Below are the entries; count the lines in them that contain the word "услуг" and give only the number.
--------
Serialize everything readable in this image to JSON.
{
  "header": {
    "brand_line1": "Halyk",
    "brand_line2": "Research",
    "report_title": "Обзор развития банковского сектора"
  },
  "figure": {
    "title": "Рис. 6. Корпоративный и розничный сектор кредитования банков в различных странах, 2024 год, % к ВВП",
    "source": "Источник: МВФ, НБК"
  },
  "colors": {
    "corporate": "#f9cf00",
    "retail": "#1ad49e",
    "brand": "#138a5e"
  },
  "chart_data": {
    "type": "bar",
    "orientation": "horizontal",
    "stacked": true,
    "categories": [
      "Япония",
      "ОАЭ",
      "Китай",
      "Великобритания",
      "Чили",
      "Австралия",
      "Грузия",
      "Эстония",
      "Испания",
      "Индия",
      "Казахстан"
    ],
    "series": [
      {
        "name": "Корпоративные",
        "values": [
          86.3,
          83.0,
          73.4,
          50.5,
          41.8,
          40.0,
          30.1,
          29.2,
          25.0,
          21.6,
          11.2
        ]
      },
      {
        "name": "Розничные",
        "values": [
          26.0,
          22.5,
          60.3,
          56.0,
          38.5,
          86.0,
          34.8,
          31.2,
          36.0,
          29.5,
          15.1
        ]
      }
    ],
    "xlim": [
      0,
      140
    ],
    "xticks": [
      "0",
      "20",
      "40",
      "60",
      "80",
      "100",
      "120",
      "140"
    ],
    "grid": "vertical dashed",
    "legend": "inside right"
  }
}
--------
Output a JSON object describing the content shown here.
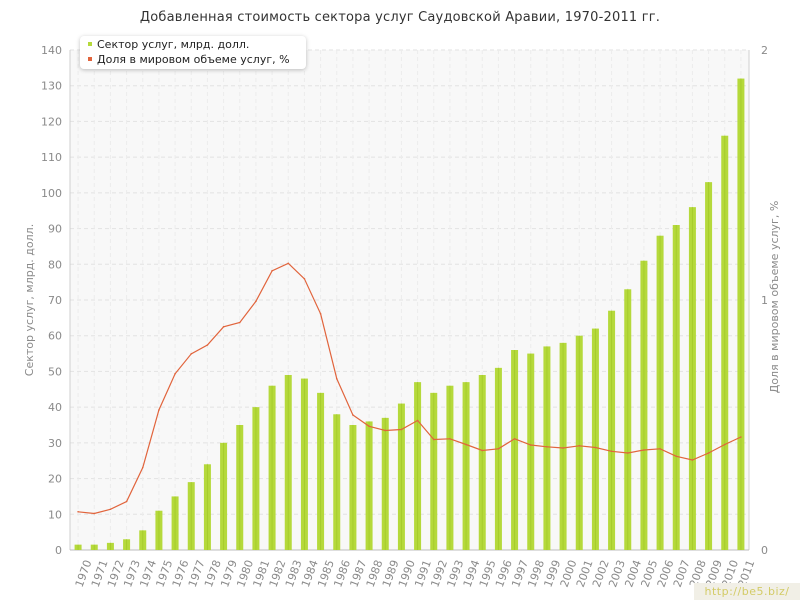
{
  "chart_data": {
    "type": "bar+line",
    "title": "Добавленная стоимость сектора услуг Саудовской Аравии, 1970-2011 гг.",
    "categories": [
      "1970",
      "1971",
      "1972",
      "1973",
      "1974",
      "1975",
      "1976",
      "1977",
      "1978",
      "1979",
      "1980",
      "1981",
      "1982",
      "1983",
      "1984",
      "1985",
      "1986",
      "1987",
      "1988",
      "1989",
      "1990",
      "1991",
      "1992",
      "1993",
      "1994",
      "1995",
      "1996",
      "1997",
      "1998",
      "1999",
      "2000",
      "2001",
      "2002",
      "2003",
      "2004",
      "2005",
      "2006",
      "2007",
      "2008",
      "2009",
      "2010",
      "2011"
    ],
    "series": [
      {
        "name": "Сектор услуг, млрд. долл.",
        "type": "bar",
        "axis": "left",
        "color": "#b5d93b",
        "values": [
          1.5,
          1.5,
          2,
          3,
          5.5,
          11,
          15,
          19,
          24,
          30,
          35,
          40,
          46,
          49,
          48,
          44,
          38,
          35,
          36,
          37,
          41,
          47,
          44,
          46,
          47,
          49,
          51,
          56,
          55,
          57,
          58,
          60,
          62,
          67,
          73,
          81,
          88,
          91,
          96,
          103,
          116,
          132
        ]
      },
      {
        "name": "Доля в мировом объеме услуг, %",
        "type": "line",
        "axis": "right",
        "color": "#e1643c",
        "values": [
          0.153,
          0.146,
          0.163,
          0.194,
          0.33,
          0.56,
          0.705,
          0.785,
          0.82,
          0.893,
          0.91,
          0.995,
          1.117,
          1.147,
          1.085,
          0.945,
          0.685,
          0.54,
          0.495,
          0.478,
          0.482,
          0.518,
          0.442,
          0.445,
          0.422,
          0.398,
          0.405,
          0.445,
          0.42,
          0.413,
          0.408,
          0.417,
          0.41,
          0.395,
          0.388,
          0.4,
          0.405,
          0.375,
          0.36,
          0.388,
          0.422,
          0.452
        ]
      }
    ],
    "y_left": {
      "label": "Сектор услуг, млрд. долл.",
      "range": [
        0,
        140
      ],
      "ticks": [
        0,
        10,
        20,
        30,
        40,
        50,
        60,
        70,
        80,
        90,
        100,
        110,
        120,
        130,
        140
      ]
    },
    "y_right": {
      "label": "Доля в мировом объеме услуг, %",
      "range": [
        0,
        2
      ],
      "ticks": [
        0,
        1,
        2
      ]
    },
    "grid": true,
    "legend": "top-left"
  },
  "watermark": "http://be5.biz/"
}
--------
Task answer: 5